- _Exercise aim_
Would it be possible to write out each entry below exactly, without the pictures?

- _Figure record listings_
>> Begin

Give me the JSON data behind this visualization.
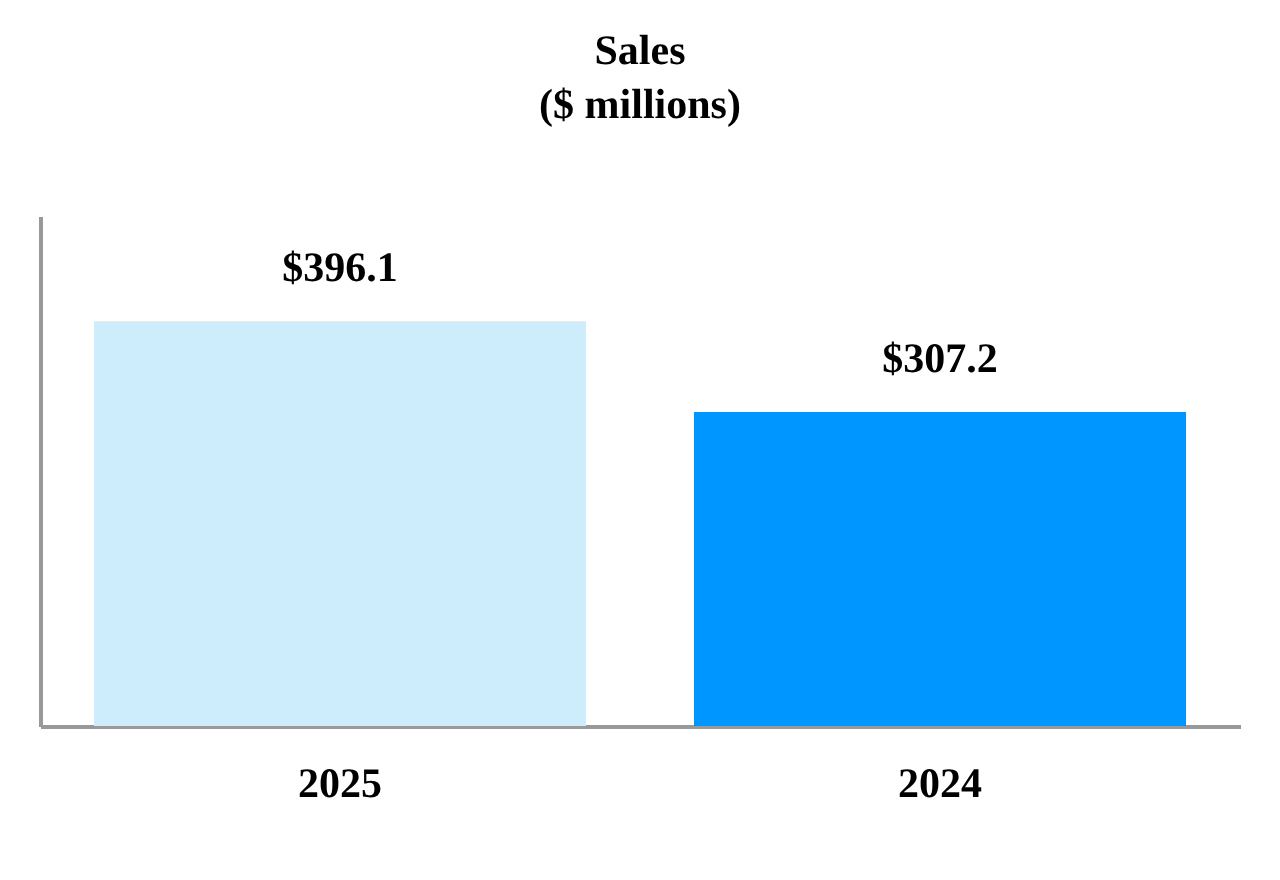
{
  "chart_data": {
    "type": "bar",
    "title": "Sales",
    "subtitle": "($ millions)",
    "categories": [
      "2025",
      "2024"
    ],
    "values": [
      396.1,
      307.2
    ],
    "colors": [
      "#cdedfd",
      "#0096ff"
    ],
    "value_labels": [
      "$396.1",
      "$307.2"
    ],
    "grid": false
  }
}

>> End

- _Exercise response_
Give me the JSON data behind this visualization.
{
  "chart_data": {
    "type": "bar",
    "title": "Sales",
    "subtitle": "($ millions)",
    "categories": [
      "2025",
      "2024"
    ],
    "values": [
      396.1,
      307.2
    ],
    "colors": [
      "#cdedfd",
      "#0096ff"
    ],
    "value_labels": [
      "$396.1",
      "$307.2"
    ],
    "grid": false
  }
}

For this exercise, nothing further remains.